Supplied text:
>>>>>

Even more obvious is how Iowa depends on corn ethanol crop yields, another conflict of interest when they warn about climate quackery.
Great one, Tony! Keep it up! The belief in credentialed experts is at an all time high. If there ever was a True Believer he had to have been a leftie.
Tony, I Love how you have the graphs in all your videos they are great visuals that show all your work!
I would love to use some of these in a presentation I’m doing, Are they yours, do you have the source if not? Can you limit your data set by state and/or Lat/Long?
My presentation will be semi local to NY, and north of N42 Lat? You can email me using the email I posted below if you would like.
Thanks for all the hard work
Hey Jk! You may want to download Tony’s software for analyzing the temperature record. He makes it open source and freely available.
https://realclimatescience.com/unhiding-the-decline-for-windows/
https://realclimatescience.com/unhiding-the-decline-for-linuxmac/
Although I am not interested in this topic I must admit you have a very smoothing voice Tony and are well spoken.
Andy
Tony, my hypothesis for the reason the Midwest has become more temperate over the past 125 years is due to man spreading water.
Hear me out.
We are seeing less extremes in temperature over time in the Midwest. The data you have presented on this site show this. We are seeing higher low temperatures and lower high temperatures. Thus temperate.

<<<<<

Written request a: Could you render the rows as a JSON list of strings, one string per row, beginning at the row that contains "aaas-text: 97% of" and stopping after the row that contains "weather-temp: 75° — [449, 54, 469, 69]"?

Labeled box records:
>>>>>

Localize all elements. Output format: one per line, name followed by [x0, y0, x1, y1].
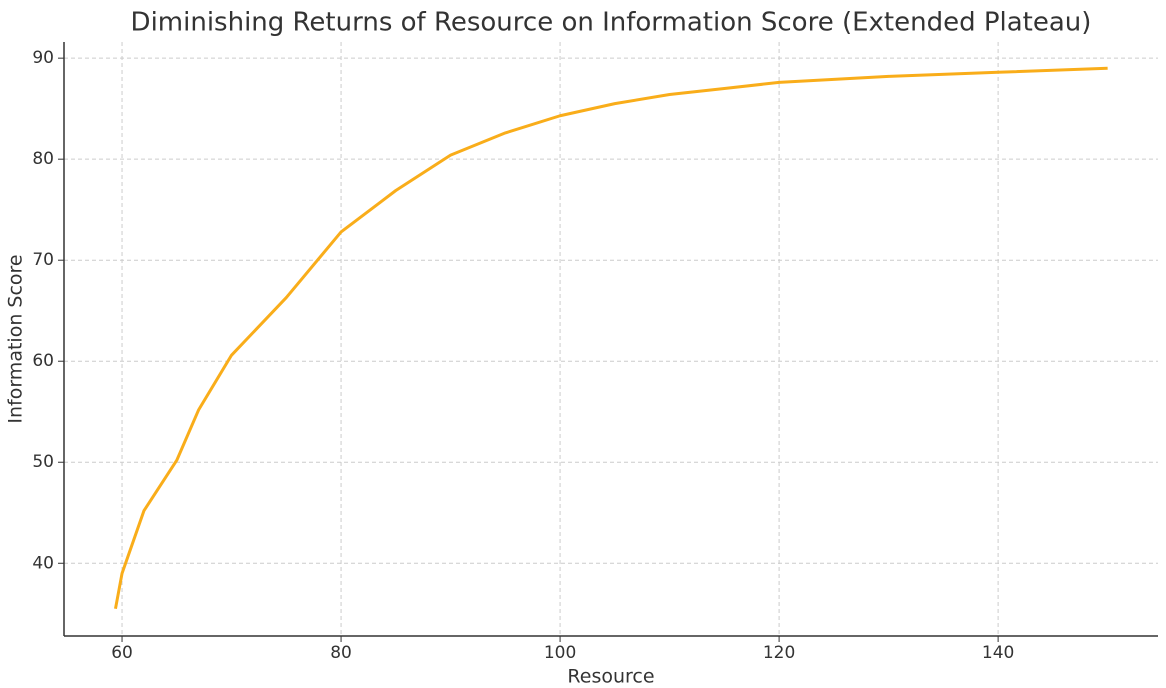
x-tick-label: 140: [982, 643, 1014, 663]
y-tick-label: 80: [32, 149, 54, 169]
x-tick-label: 120: [763, 643, 795, 663]
y-tick-label: 90: [32, 48, 54, 68]
y-axis-label: Information Score: [5, 254, 27, 423]
x-tick-label: 80: [330, 643, 352, 663]
x-axis-label: Resource: [567, 666, 654, 688]
chart-title: Diminishing Returns of Resource on Infor…: [131, 8, 1092, 38]
y-tick-label: 60: [32, 351, 54, 371]
x-tick-label: 60: [111, 643, 133, 663]
data-line: [113, 66, 1108, 609]
y-tick-label: 70: [32, 250, 54, 270]
y-tick-label: 40: [32, 553, 54, 573]
x-tick-label: 100: [544, 643, 576, 663]
y-tick-label: 50: [32, 452, 54, 472]
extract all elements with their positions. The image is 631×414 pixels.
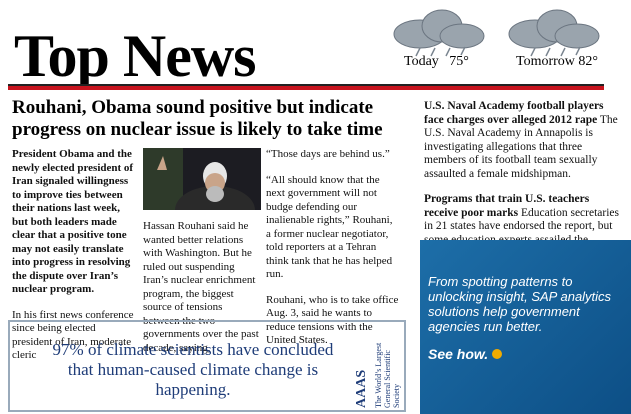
aaas-text: 97% of climate scientists have concluded… — [38, 340, 348, 400]
lead-summary: President Obama and the newly elected pr… — [12, 148, 136, 297]
weather-label: Tomorrow — [516, 54, 575, 69]
aaas-logo: AAAS — [354, 326, 374, 408]
lead-headline: Rouhani, Obama sound positive but indica… — [12, 97, 412, 141]
weather-temp: 75° — [449, 54, 469, 69]
side-headline: U.S. Naval Academy football players face… — [424, 100, 604, 126]
paragraph: “All should know that the next governmen… — [266, 174, 400, 282]
weather-tomorrow: Tomorrow 82° — [516, 54, 598, 70]
weather-label: Today — [404, 54, 439, 69]
sap-cta-text: See how. — [428, 346, 488, 362]
cta-icon — [492, 349, 502, 359]
masthead-title: Top News — [14, 22, 256, 91]
aaas-tagline: The World’s Largest General Scientific S… — [374, 326, 402, 408]
weather-temp: 82° — [578, 54, 598, 69]
rule — [8, 86, 604, 90]
sap-cta[interactable]: See how. — [428, 346, 502, 362]
weather-today: Today 75° — [404, 54, 469, 70]
paragraph: “Those days are behind us.” — [266, 148, 400, 162]
aaas-ad[interactable]: 97% of climate scientists have concluded… — [8, 320, 406, 412]
sap-ad[interactable]: From spotting patterns to unlocking insi… — [420, 240, 631, 414]
sap-text: From spotting patterns to unlocking insi… — [428, 274, 624, 334]
photo — [143, 148, 261, 210]
page: Top News Today 75° Tomorrow 82° Rouhani,… — [0, 0, 631, 414]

<<<<<

Written request b: Can you return the comment thread in full, word for word?

Task solution a:
[
  "aaas-text: 97% of climate scientists have concluded… — [38, 340, 348, 400]",
  "lead-summary: President Obama and the newly elected pr… — [12, 148, 136, 297]",
  "weather-label: Tomorrow — [516, 54, 575, 69]",
  "aaas-logo: AAAS — [354, 326, 374, 408]",
  "lead-headline: Rouhani, Obama sound positive but indica… — [12, 97, 412, 141]",
  "weather-temp: 75° — [449, 54, 469, 69]"
]

Task solution b:
Even more obvious is how Iowa depends on corn ethanol crop yields, another conflict of interest when they warn about climate quackery.
Great one, Tony! Keep it up! The belief in credentialed experts is at an all time high. If there ever was a True Believer he had to have been a leftie.
Tony, I Love how you have the graphs in all your videos they are great visuals that show all your work!
I would love to use some of these in a presentation I’m doing, Are they yours, do you have the source if not? Can you limit your data set by state and/or Lat/Long?
My presentation will be semi local to NY, and north of N42 Lat? You can email me using the email I posted below if you would like.
Thanks for all the hard work
Hey Jk! You may want to download Tony’s software for analyzing the temperature record. He makes it open source and freely available.
https://realclimatescience.com/unhiding-the-decline-for-windows/
https://realclimatescience.com/unhiding-the-decline-for-linuxmac/
Although I am not interested in this topic I must admit you have a very smoothing voice Tony and are well spoken.
Andy
Tony, my hypothesis for the reason the Midwest has become more temperate over the past 125 years is due to man spreading water.
Hear me out.
We are seeing less extremes in temperature over time in the Midwest. The data you have presented on this site show this. We are seeing higher low temperatures and lower high temperatures. Thus temperate.